▶ Goal
Return the count of lines that hold the string "mogelijk", with no other words.
:::::
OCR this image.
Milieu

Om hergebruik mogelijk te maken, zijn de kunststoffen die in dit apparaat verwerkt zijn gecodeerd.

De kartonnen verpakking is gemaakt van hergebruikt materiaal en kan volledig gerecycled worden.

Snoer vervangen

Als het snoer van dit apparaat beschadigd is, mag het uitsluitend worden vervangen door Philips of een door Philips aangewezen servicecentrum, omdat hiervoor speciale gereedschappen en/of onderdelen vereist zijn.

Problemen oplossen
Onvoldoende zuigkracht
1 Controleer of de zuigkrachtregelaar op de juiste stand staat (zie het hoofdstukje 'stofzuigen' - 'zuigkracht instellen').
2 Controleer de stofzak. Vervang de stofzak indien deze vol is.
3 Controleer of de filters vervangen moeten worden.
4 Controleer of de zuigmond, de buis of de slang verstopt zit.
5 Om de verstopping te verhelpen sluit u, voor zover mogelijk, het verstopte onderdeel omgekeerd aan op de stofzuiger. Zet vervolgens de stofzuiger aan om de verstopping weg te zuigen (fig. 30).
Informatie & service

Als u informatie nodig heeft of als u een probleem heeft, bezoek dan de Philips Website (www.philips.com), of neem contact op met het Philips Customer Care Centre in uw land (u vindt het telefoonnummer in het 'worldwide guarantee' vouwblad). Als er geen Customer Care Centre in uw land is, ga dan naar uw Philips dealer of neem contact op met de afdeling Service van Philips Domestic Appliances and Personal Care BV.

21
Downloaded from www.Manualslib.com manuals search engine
:::::
▶ Solution to this exercise
2